Given request: Extract all lines in the data that contain the word "Earnings".

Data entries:
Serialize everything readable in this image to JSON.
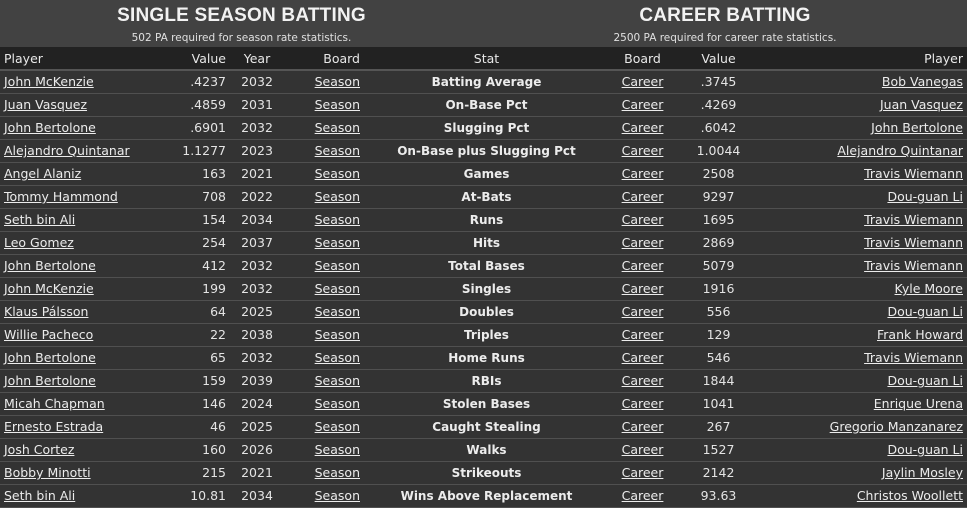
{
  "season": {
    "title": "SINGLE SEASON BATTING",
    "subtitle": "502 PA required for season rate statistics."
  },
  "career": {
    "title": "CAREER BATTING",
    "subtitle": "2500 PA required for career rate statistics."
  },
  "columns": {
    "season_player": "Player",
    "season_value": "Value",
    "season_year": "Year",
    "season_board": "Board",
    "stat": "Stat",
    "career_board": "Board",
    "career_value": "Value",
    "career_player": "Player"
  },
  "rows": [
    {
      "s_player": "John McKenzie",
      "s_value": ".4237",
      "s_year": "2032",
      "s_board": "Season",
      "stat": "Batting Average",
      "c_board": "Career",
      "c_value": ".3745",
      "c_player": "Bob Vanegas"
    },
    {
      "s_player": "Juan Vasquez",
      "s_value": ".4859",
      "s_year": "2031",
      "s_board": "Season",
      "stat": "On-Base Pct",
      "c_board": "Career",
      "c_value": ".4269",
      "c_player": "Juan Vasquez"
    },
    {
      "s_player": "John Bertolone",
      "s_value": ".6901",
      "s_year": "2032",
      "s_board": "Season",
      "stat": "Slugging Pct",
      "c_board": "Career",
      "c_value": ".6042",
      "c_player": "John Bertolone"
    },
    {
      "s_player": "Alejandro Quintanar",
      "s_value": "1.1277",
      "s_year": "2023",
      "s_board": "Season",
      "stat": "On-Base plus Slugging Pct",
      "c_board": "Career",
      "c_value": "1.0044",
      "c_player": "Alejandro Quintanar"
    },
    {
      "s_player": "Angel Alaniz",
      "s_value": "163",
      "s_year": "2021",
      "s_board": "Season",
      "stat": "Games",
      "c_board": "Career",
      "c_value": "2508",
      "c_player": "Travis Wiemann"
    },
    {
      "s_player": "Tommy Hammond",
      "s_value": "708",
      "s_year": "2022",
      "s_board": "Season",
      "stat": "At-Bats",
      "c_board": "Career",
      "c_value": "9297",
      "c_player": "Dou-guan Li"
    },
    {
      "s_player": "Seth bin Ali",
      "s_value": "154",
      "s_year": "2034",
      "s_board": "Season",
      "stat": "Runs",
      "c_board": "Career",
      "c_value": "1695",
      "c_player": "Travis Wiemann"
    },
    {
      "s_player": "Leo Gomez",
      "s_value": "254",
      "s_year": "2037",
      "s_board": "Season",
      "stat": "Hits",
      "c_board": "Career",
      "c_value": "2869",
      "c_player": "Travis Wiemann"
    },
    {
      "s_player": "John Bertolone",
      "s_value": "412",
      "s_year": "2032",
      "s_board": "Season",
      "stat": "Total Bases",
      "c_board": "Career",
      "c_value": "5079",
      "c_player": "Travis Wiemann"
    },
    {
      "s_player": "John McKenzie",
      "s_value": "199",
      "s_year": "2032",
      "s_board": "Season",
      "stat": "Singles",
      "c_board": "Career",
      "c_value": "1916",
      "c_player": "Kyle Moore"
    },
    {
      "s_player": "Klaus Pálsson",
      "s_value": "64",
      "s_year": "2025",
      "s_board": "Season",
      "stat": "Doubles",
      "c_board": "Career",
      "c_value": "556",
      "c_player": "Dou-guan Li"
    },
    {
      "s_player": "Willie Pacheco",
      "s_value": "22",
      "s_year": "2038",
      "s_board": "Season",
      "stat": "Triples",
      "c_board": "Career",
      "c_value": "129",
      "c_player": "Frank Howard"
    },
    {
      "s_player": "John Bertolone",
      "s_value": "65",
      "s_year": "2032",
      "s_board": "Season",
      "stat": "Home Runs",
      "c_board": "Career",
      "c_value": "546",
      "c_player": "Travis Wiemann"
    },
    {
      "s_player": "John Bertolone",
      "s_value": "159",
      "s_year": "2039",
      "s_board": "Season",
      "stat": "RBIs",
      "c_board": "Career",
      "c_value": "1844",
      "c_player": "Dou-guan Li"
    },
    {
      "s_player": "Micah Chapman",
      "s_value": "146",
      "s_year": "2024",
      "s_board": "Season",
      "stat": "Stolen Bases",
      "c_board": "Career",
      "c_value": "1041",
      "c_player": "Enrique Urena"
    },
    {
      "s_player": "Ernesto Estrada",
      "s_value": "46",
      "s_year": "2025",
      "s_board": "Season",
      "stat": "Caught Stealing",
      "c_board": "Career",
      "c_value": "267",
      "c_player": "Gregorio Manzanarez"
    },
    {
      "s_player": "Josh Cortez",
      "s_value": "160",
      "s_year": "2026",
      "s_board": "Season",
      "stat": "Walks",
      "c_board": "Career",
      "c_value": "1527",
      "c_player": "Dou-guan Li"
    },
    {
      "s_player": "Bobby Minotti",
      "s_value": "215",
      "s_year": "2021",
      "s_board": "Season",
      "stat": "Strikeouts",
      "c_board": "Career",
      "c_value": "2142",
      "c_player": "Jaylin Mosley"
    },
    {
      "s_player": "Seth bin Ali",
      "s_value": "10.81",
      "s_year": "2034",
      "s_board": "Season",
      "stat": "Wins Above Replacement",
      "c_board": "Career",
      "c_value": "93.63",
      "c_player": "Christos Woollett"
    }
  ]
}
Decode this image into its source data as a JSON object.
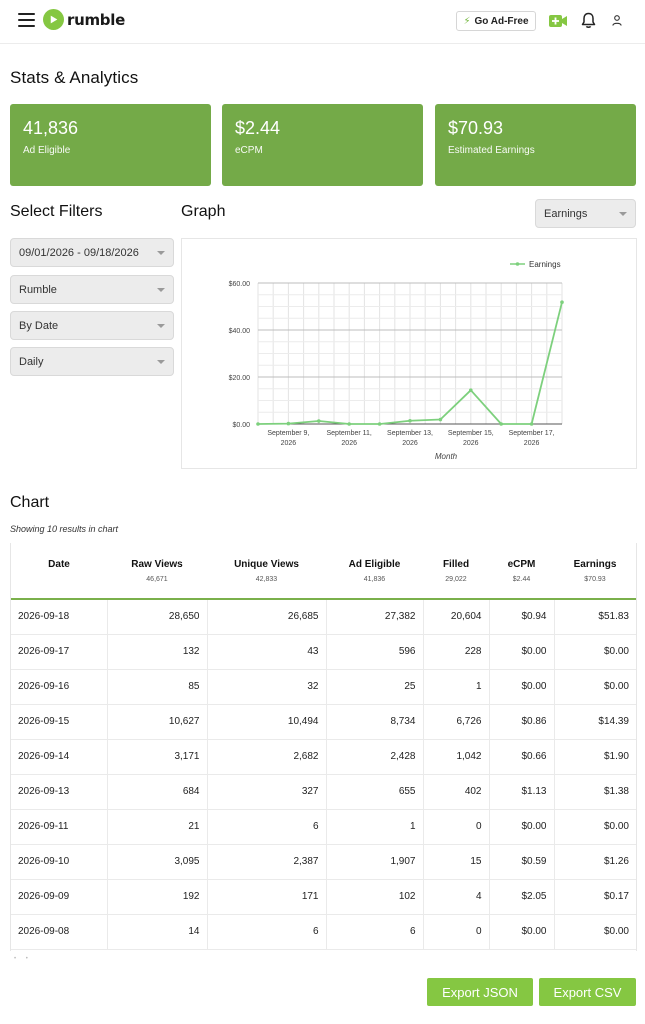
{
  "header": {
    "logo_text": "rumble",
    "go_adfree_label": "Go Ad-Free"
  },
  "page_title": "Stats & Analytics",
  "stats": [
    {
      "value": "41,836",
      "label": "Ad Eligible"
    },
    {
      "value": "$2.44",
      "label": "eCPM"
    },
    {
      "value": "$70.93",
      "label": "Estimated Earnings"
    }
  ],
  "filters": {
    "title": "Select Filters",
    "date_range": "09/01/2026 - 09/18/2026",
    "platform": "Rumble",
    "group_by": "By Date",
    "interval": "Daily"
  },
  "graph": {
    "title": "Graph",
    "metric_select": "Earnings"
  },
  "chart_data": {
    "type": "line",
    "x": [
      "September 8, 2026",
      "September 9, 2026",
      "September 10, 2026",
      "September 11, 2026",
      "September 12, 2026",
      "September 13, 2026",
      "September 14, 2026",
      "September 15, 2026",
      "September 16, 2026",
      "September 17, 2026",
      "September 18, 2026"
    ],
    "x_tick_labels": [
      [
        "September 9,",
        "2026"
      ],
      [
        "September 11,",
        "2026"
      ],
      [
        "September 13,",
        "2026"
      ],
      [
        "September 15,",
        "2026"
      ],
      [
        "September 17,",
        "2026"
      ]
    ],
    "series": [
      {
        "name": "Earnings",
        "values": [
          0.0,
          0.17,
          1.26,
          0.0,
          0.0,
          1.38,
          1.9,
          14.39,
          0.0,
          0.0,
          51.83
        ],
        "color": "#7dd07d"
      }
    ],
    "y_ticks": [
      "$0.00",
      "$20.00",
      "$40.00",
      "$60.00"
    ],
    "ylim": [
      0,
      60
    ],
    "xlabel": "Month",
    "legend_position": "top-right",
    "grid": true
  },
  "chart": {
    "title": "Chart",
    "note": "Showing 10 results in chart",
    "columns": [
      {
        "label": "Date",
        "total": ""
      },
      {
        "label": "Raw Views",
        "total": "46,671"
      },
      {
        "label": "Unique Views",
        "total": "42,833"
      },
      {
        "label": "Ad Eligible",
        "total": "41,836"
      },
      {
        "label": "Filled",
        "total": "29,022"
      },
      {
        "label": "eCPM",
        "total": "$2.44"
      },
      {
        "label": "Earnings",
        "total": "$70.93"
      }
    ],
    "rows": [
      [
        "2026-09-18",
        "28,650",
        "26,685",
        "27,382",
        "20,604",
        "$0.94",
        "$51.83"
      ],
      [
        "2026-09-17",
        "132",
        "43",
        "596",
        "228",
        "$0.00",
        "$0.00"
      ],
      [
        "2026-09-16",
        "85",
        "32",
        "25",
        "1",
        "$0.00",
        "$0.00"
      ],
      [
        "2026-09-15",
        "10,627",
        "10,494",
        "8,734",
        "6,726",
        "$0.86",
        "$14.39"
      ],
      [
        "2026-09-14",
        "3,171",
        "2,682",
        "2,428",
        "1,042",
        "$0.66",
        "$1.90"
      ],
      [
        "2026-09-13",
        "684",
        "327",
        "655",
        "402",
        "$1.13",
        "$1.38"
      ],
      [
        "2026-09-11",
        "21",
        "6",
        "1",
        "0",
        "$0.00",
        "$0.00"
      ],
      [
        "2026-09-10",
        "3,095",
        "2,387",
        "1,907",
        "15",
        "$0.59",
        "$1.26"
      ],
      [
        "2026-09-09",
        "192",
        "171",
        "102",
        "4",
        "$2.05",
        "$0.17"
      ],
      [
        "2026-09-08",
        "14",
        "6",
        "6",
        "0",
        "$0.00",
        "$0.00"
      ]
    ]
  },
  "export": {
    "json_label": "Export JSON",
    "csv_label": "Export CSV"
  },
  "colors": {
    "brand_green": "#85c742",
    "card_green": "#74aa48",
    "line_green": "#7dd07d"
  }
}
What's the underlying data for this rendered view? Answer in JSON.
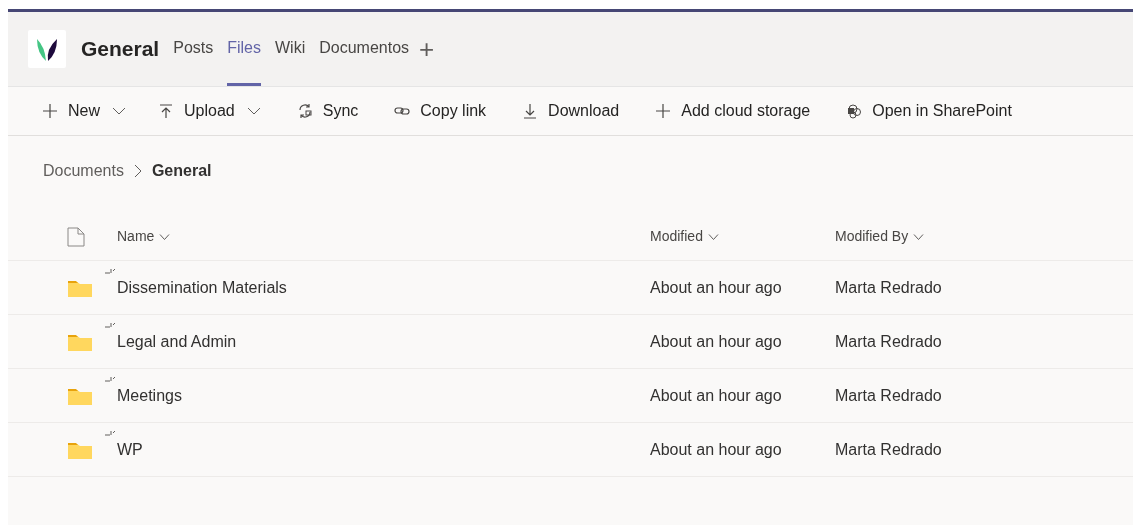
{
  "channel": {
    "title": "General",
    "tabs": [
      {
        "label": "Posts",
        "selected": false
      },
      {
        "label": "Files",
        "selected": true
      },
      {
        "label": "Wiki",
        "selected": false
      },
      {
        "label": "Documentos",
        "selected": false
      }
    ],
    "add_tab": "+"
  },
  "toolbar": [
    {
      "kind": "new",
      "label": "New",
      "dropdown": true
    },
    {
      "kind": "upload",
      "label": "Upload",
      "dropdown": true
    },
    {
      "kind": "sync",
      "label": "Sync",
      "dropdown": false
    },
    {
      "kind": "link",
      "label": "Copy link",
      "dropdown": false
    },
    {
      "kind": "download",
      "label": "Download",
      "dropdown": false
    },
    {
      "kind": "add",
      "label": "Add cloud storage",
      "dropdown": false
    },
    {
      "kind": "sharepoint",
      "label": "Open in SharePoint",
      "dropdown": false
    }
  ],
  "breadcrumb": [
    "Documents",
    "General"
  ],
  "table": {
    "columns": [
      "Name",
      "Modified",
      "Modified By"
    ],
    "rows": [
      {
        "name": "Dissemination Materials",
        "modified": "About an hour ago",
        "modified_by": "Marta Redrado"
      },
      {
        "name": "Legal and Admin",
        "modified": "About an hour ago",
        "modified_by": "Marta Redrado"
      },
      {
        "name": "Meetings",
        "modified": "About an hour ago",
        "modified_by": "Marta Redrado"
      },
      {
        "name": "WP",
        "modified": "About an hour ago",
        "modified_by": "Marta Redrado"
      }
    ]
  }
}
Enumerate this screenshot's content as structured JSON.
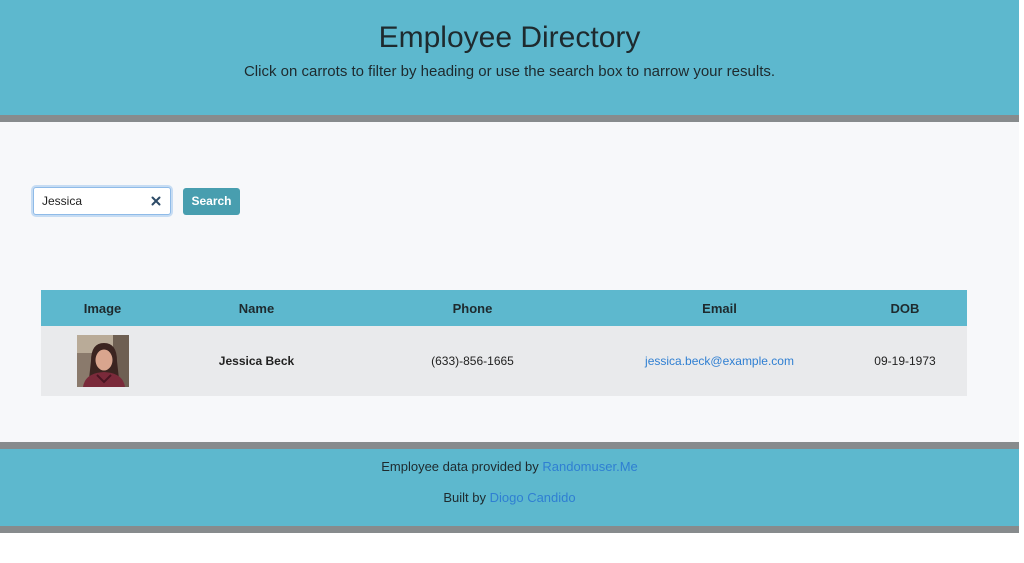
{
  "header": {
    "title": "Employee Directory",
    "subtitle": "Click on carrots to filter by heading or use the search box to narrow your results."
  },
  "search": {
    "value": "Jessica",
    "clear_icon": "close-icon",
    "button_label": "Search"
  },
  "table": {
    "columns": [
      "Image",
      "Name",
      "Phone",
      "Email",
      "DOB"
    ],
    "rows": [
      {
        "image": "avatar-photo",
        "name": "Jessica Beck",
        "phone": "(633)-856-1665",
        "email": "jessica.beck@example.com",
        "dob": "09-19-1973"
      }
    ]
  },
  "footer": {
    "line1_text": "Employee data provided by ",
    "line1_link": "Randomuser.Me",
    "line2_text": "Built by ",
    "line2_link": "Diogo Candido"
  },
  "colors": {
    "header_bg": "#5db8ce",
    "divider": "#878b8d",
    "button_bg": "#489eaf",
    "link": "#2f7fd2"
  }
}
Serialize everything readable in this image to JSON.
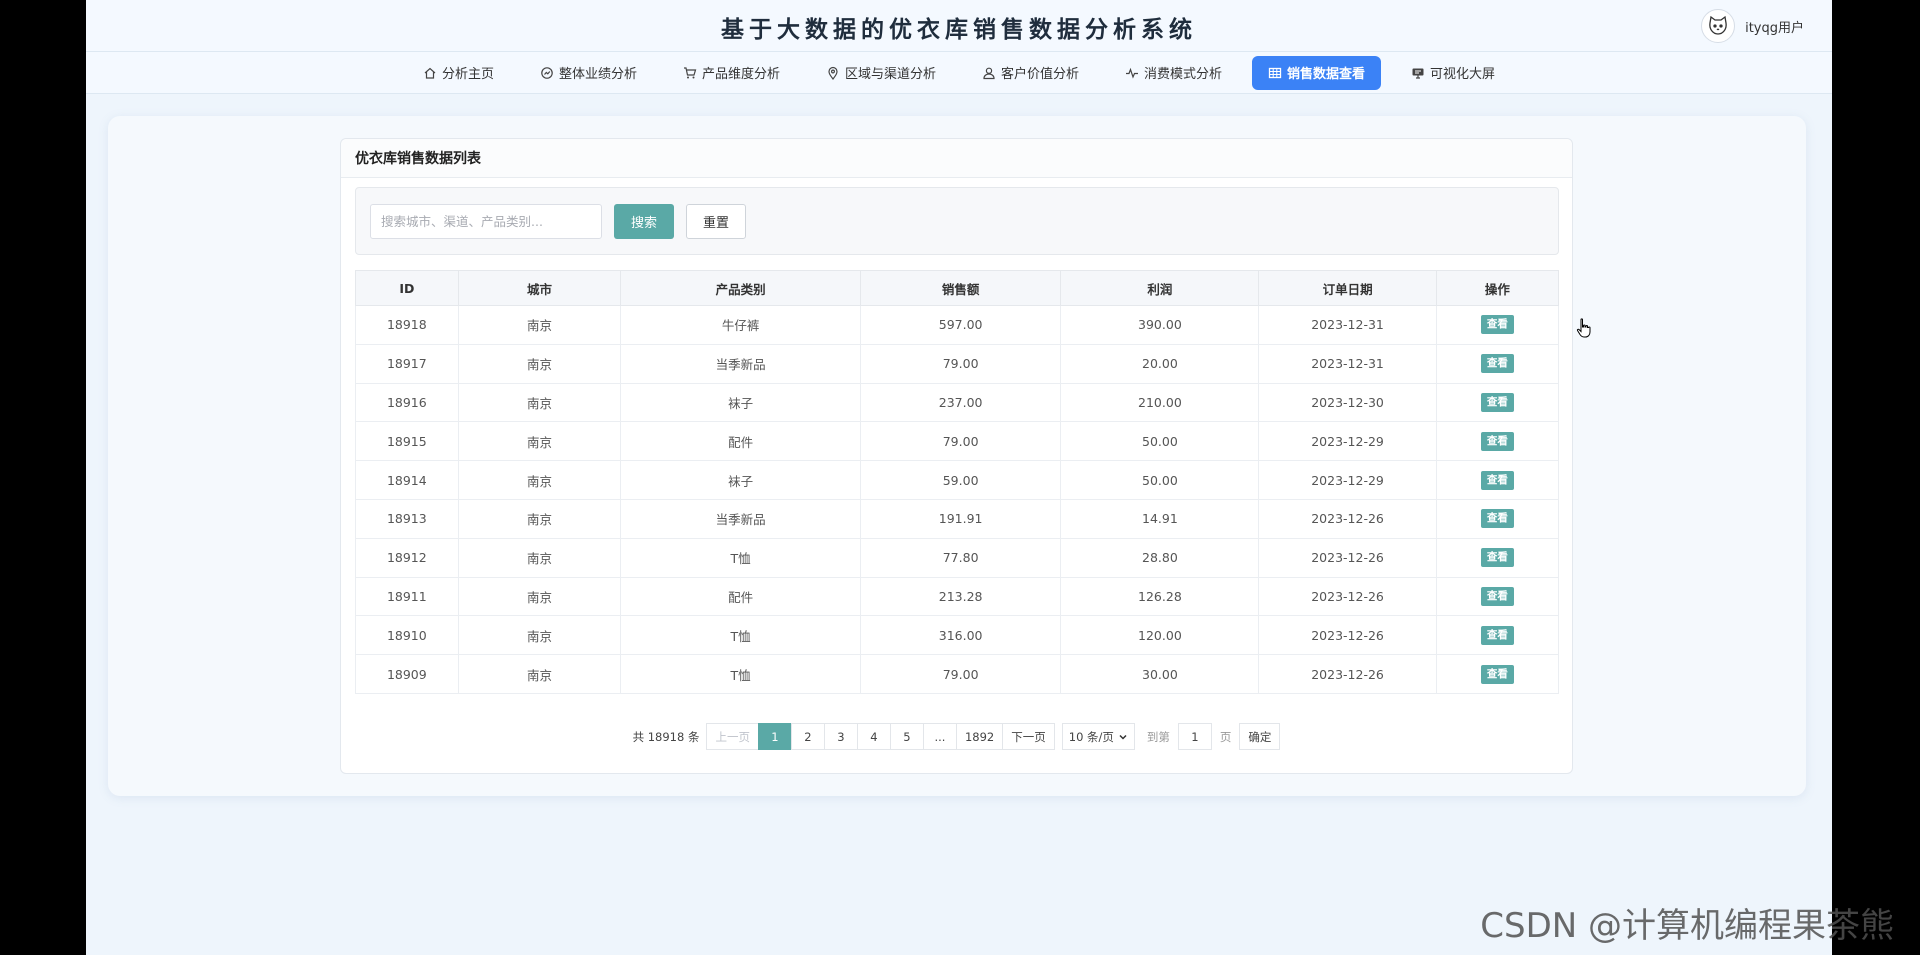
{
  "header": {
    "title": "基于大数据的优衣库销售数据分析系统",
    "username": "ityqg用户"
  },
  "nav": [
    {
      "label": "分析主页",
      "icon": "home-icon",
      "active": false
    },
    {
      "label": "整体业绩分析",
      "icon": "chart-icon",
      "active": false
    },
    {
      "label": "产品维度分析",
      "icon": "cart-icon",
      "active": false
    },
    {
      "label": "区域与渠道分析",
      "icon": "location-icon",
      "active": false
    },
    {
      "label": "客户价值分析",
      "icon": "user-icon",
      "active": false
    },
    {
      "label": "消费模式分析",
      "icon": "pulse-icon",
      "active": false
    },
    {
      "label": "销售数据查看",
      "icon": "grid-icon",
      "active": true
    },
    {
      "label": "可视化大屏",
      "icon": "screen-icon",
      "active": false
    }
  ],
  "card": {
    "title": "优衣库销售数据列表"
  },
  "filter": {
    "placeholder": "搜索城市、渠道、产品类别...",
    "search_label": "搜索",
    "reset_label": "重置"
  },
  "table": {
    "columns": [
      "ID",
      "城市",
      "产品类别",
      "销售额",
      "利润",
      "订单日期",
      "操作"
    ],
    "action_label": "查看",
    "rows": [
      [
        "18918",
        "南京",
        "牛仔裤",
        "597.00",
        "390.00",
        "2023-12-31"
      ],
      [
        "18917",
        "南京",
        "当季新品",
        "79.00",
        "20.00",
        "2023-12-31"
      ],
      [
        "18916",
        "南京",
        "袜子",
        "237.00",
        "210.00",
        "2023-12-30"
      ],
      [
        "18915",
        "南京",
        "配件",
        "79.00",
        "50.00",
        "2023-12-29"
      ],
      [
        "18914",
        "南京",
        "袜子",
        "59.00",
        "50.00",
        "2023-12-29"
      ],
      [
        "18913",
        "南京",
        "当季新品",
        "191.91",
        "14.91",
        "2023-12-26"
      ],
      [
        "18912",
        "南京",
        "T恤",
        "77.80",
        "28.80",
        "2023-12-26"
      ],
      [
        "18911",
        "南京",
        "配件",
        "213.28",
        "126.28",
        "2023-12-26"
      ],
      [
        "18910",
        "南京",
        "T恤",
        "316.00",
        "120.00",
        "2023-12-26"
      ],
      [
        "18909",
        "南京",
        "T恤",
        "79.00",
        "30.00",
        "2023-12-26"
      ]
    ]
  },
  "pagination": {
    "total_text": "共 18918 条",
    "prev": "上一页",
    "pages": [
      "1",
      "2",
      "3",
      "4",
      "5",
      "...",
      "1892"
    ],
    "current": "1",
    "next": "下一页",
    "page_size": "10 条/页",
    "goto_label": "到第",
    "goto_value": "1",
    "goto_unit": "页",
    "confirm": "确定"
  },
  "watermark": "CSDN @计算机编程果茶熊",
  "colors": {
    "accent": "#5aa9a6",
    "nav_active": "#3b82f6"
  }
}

Answer:
      "label": "Estimated Earnings"
    "metric_select": "Earnings"
        "name": "Earnings",
        "label": "Earnings",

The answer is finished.